=== What to produce ===
Leave out the pictures and copy the remaining records exactly.

=== Exercise data ===
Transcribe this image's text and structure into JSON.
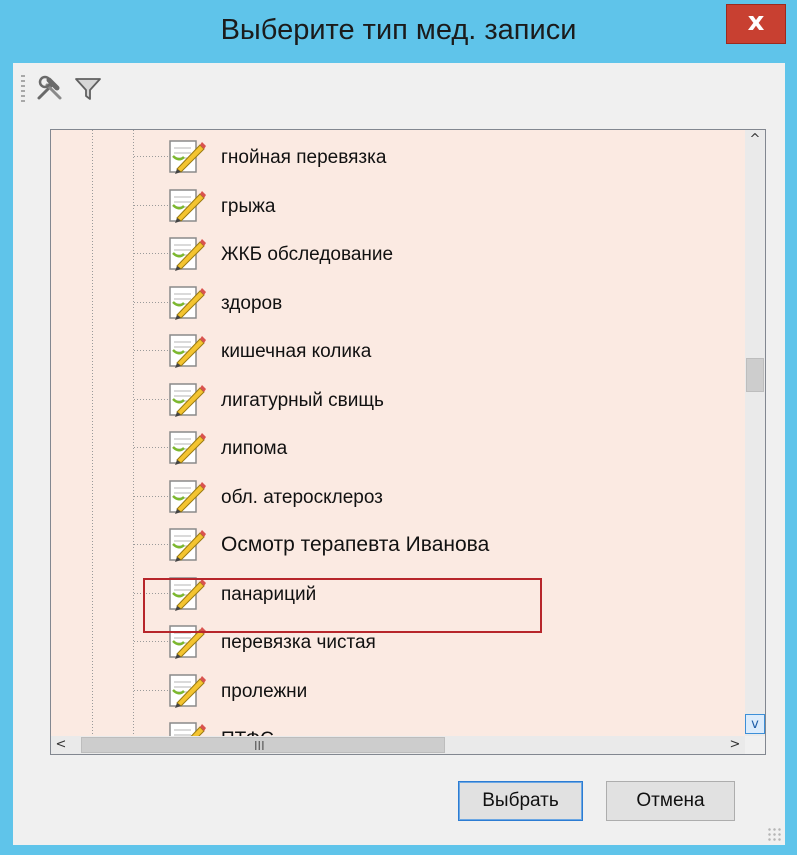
{
  "window": {
    "title": "Выберите тип мед. записи",
    "close_label": "x"
  },
  "toolbar": {
    "items": [
      {
        "icon": "tools-icon"
      },
      {
        "icon": "filter-icon"
      }
    ]
  },
  "tree": {
    "items": [
      {
        "label": "гнойная перевязка"
      },
      {
        "label": "грыжа"
      },
      {
        "label": "ЖКБ обследование"
      },
      {
        "label": "здоров"
      },
      {
        "label": "кишечная колика"
      },
      {
        "label": "лигатурный свищь"
      },
      {
        "label": "липома"
      },
      {
        "label": "обл. атеросклероз"
      },
      {
        "label": "Осмотр терапевта Иванова",
        "highlighted": true
      },
      {
        "label": "панариций"
      },
      {
        "label": "перевязка чистая"
      },
      {
        "label": "пролежни"
      },
      {
        "label": "ПТФС"
      }
    ],
    "highlight_color": "#b7262b",
    "background_color": "#fbeae2"
  },
  "scrollbars": {
    "up_arrow": "^",
    "down_arrow": "v",
    "left_arrow": "<",
    "right_arrow": ">",
    "thumb_grip": "III"
  },
  "buttons": {
    "ok_label": "Выбрать",
    "cancel_label": "Отмена"
  },
  "colors": {
    "title_bar": "#5fc4ea",
    "close_button": "#c84031",
    "focus_border": "#2c7cd3"
  }
}
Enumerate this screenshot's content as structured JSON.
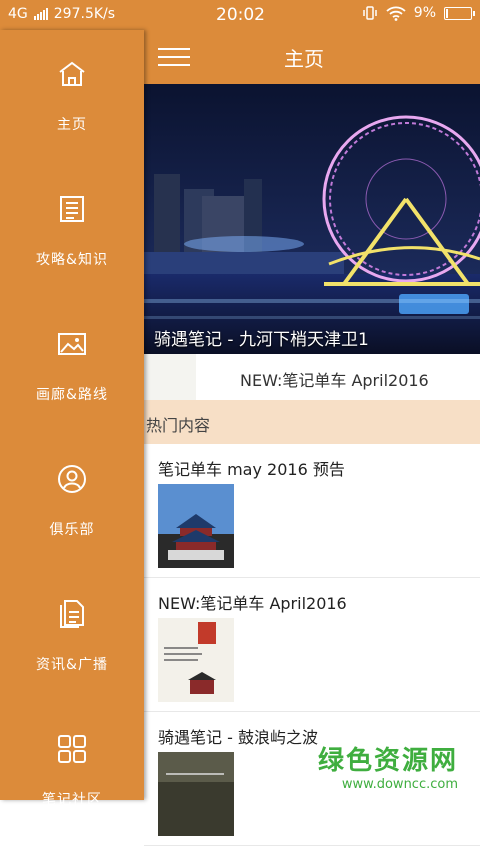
{
  "status": {
    "network": "4G",
    "speed": "297.5K/s",
    "time": "20:02",
    "battery": "9%",
    "battery_level": 0.09
  },
  "drawer": {
    "items": [
      {
        "label": "主页",
        "icon": "home-icon"
      },
      {
        "label": "攻略&知识",
        "icon": "book-icon"
      },
      {
        "label": "画廊&路线",
        "icon": "picture-icon"
      },
      {
        "label": "俱乐部",
        "icon": "user-icon"
      },
      {
        "label": "资讯&广播",
        "icon": "document-icon"
      },
      {
        "label": "笔记社区",
        "icon": "grid-icon"
      }
    ]
  },
  "appbar": {
    "title": "主页"
  },
  "banner": {
    "caption": "骑遇笔记 - 九河下梢天津卫1"
  },
  "headline": {
    "text": "NEW:笔记单车 April2016"
  },
  "section": {
    "title": "热门内容"
  },
  "cards": [
    {
      "title": "笔记单车 may 2016 预告"
    },
    {
      "title": "NEW:笔记单车 April2016"
    },
    {
      "title": "骑遇笔记 - 鼓浪屿之波"
    }
  ],
  "watermark": {
    "main": "绿色资源网",
    "url": "www.downcc.com"
  },
  "colors": {
    "accent": "#dc8b3a",
    "section_bg": "#f7dfc6"
  }
}
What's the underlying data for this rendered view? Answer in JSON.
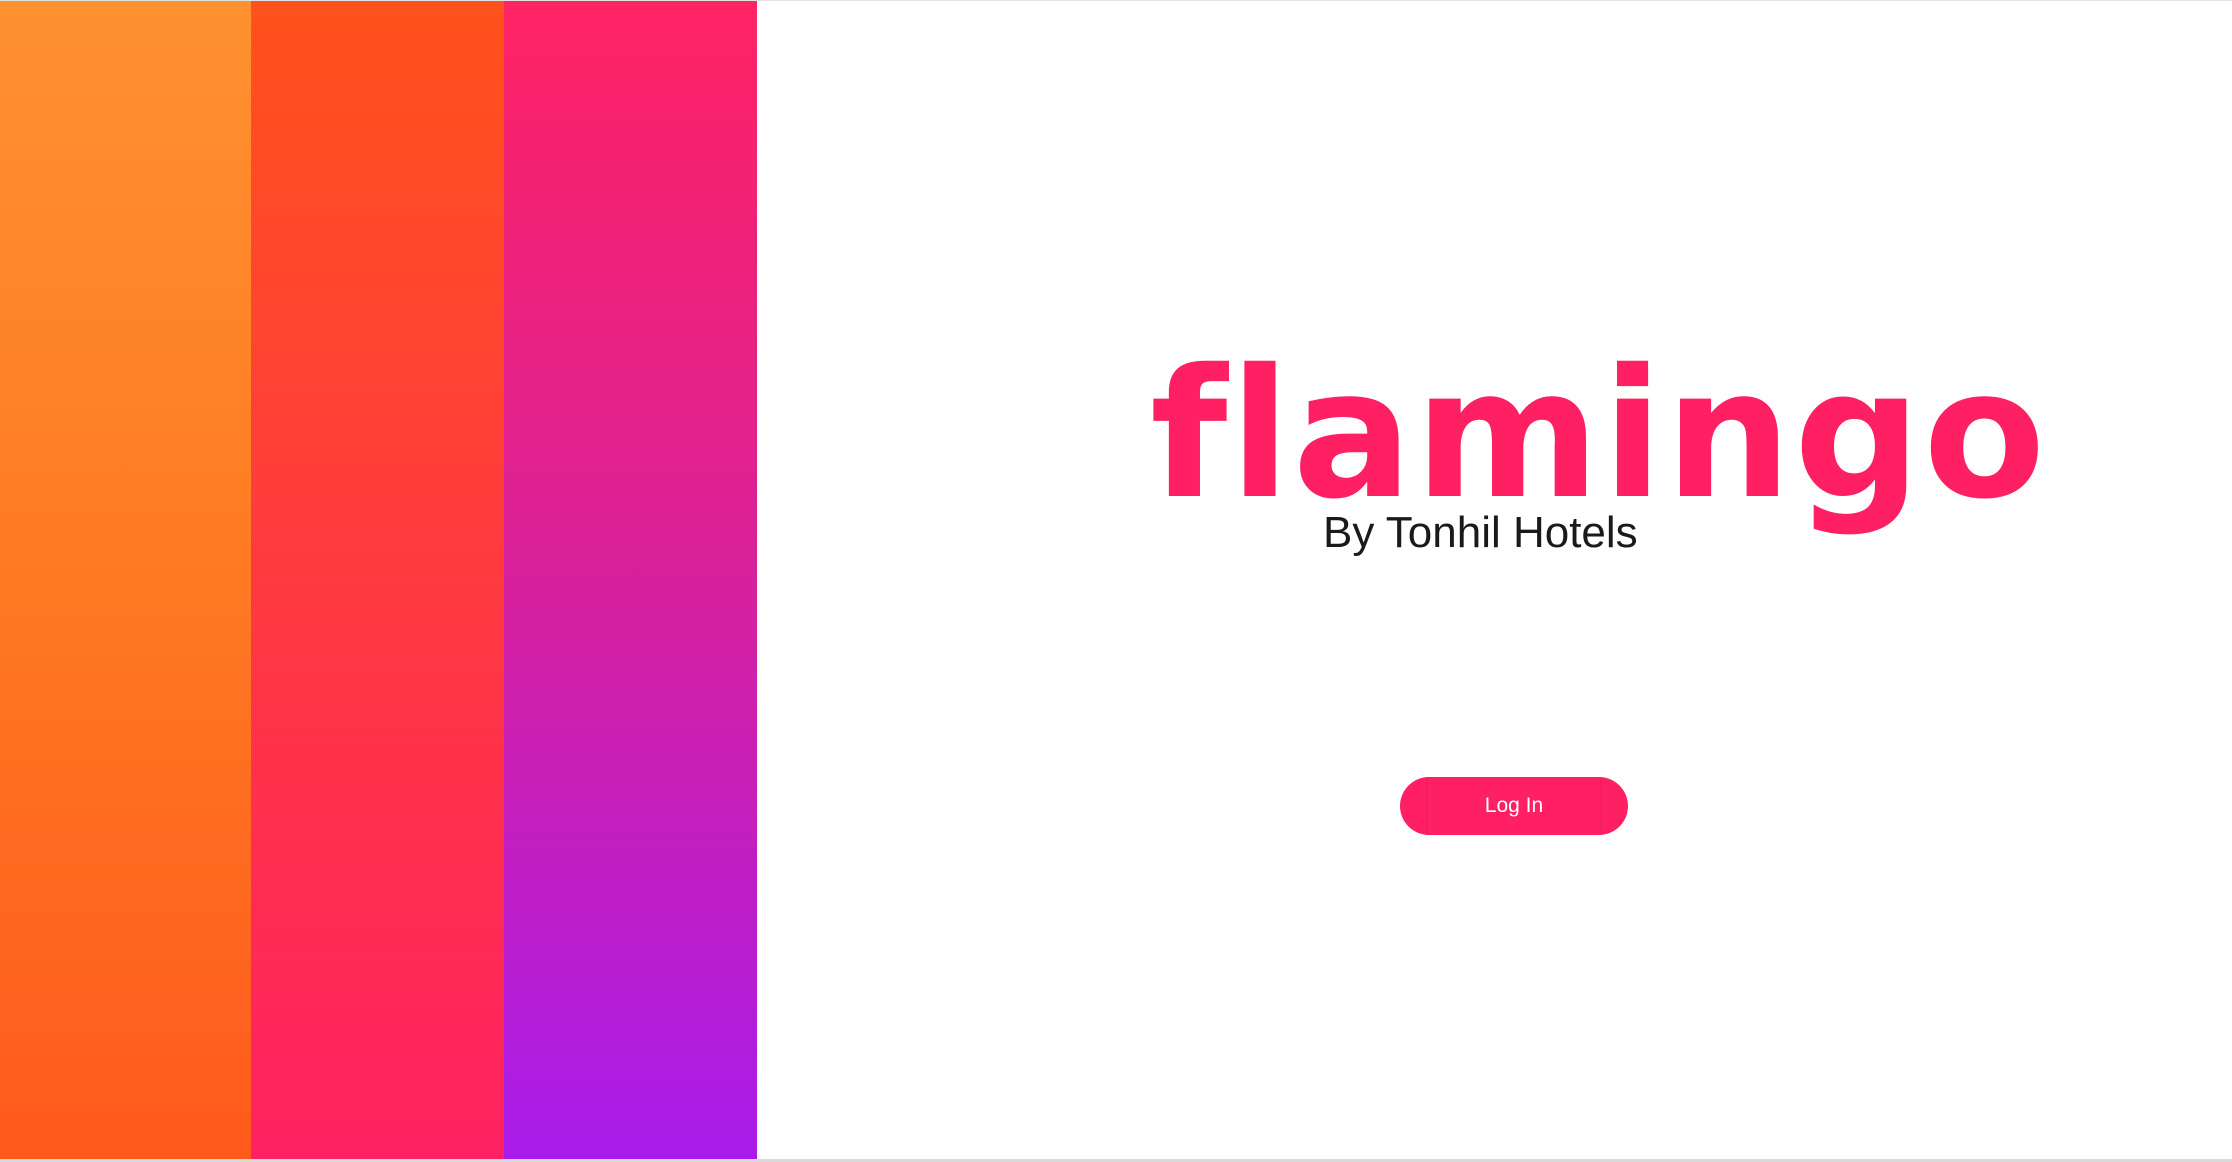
{
  "brand": {
    "name": "flamingo",
    "tagline": "By Tonhil Hotels"
  },
  "actions": {
    "login_label": "Log In"
  },
  "colors": {
    "accent": "#ff1f63",
    "stripe_orange": "#ff8a28",
    "stripe_red": "#ff3c3c",
    "stripe_magenta": "#dc2195",
    "background": "#ffffff"
  }
}
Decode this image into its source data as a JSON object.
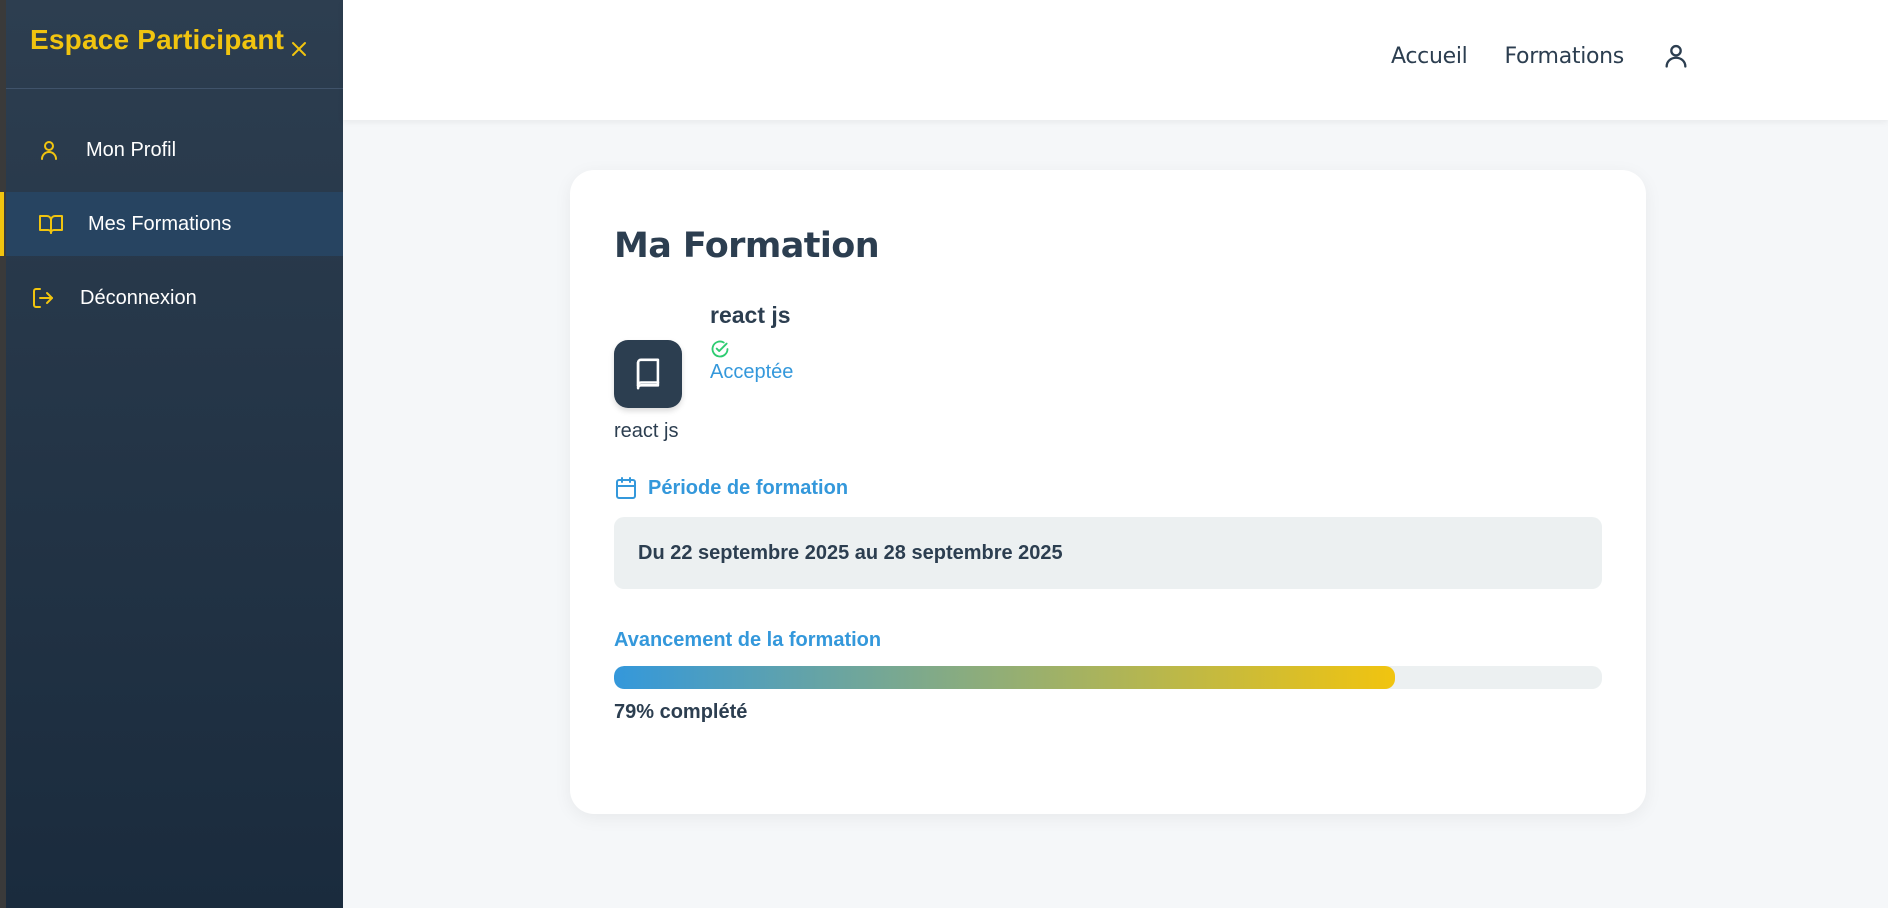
{
  "sidebar": {
    "brand": "Espace Participant",
    "close_icon": "close-icon",
    "items": [
      {
        "label": "Mon Profil",
        "icon": "user-icon",
        "active": false
      },
      {
        "label": "Mes Formations",
        "icon": "book-open-icon",
        "active": true
      },
      {
        "label": "Déconnexion",
        "icon": "logout-icon",
        "active": false
      }
    ]
  },
  "topnav": {
    "links": [
      {
        "label": "Accueil"
      },
      {
        "label": "Formations"
      }
    ],
    "user_icon": "user-icon"
  },
  "card": {
    "title": "Ma Formation",
    "course": {
      "name": "react js",
      "icon": "book-icon",
      "status": "Acceptée",
      "status_icon": "check-circle-icon"
    },
    "description": "react js",
    "period": {
      "label": "Période de formation",
      "icon": "calendar-icon",
      "value": "Du 22 septembre 2025 au 28 septembre 2025"
    },
    "progress": {
      "label": "Avancement de la formation",
      "percent": 79,
      "text": "79% complété"
    }
  },
  "colors": {
    "sidebar_top": "#2d3e50",
    "sidebar_bottom": "#1a2b3d",
    "accent_yellow": "#f1c40f",
    "accent_blue": "#3498db",
    "text_dark": "#2c3e50",
    "success_green": "#2ecc71",
    "active_item_bg": "#274461"
  }
}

=== Final result ===
Transcribe this image's text and structure into JSON.
{
  "window": {
    "title": "Выберите тип мед. записи",
    "close_label": "x"
  },
  "toolbar": {
    "items": [
      {
        "icon": "tools-icon"
      },
      {
        "icon": "filter-icon"
      }
    ]
  },
  "tree": {
    "items": [
      {
        "label": "гнойная перевязка"
      },
      {
        "label": "грыжа"
      },
      {
        "label": "ЖКБ обследование"
      },
      {
        "label": "здоров"
      },
      {
        "label": "кишечная колика"
      },
      {
        "label": "лигатурный свищь"
      },
      {
        "label": "липома"
      },
      {
        "label": "обл. атеросклероз"
      },
      {
        "label": "Осмотр терапевта Иванова",
        "highlighted": true
      },
      {
        "label": "панариций"
      },
      {
        "label": "перевязка чистая"
      },
      {
        "label": "пролежни"
      },
      {
        "label": "ПТФС"
      }
    ],
    "highlight_color": "#b7262b",
    "background_color": "#fbeae2"
  },
  "scrollbars": {
    "up_arrow": "^",
    "down_arrow": "v",
    "left_arrow": "<",
    "right_arrow": ">",
    "thumb_grip": "III"
  },
  "buttons": {
    "ok_label": "Выбрать",
    "cancel_label": "Отмена"
  },
  "colors": {
    "title_bar": "#5fc4ea",
    "close_button": "#c84031",
    "focus_border": "#2c7cd3"
  }
}
Enumerate this screenshot's content as structured JSON.
{
  "status": {
    "network": "4G",
    "speed": "297.5K/s",
    "time": "20:02",
    "battery": "9%",
    "battery_level": 0.09
  },
  "drawer": {
    "items": [
      {
        "label": "主页",
        "icon": "home-icon"
      },
      {
        "label": "攻略&知识",
        "icon": "book-icon"
      },
      {
        "label": "画廊&路线",
        "icon": "picture-icon"
      },
      {
        "label": "俱乐部",
        "icon": "user-icon"
      },
      {
        "label": "资讯&广播",
        "icon": "document-icon"
      },
      {
        "label": "笔记社区",
        "icon": "grid-icon"
      }
    ]
  },
  "appbar": {
    "title": "主页"
  },
  "banner": {
    "caption": "骑遇笔记 - 九河下梢天津卫1"
  },
  "headline": {
    "text": "NEW:笔记单车 April2016"
  },
  "section": {
    "title": "热门内容"
  },
  "cards": [
    {
      "title": "笔记单车 may 2016 预告"
    },
    {
      "title": "NEW:笔记单车 April2016"
    },
    {
      "title": "骑遇笔记 - 鼓浪屿之波"
    }
  ],
  "watermark": {
    "main": "绿色资源网",
    "url": "www.downcc.com"
  },
  "colors": {
    "accent": "#dc8b3a",
    "section_bg": "#f7dfc6"
  }
}
What's the underlying data for this rendered view? Answer in JSON.
{
  "brand": {
    "name": "flamingo",
    "tagline": "By Tonhil Hotels"
  },
  "actions": {
    "login_label": "Log In"
  },
  "colors": {
    "accent": "#ff1f63",
    "stripe_orange": "#ff8a28",
    "stripe_red": "#ff3c3c",
    "stripe_magenta": "#dc2195",
    "background": "#ffffff"
  }
}
Decode this image into its source data as a JSON object.
{
  "sidebar": {
    "brand": "Espace Participant",
    "close_icon": "close-icon",
    "items": [
      {
        "label": "Mon Profil",
        "icon": "user-icon",
        "active": false
      },
      {
        "label": "Mes Formations",
        "icon": "book-open-icon",
        "active": true
      },
      {
        "label": "Déconnexion",
        "icon": "logout-icon",
        "active": false
      }
    ]
  },
  "topnav": {
    "links": [
      {
        "label": "Accueil"
      },
      {
        "label": "Formations"
      }
    ],
    "user_icon": "user-icon"
  },
  "card": {
    "title": "Ma Formation",
    "course": {
      "name": "react js",
      "icon": "book-icon",
      "status": "Acceptée",
      "status_icon": "check-circle-icon"
    },
    "description": "react js",
    "period": {
      "label": "Période de formation",
      "icon": "calendar-icon",
      "value": "Du 22 septembre 2025 au 28 septembre 2025"
    },
    "progress": {
      "label": "Avancement de la formation",
      "percent": 79,
      "text": "79% complété"
    }
  },
  "colors": {
    "sidebar_top": "#2d3e50",
    "sidebar_bottom": "#1a2b3d",
    "accent_yellow": "#f1c40f",
    "accent_blue": "#3498db",
    "text_dark": "#2c3e50",
    "success_green": "#2ecc71",
    "active_item_bg": "#274461"
  }
}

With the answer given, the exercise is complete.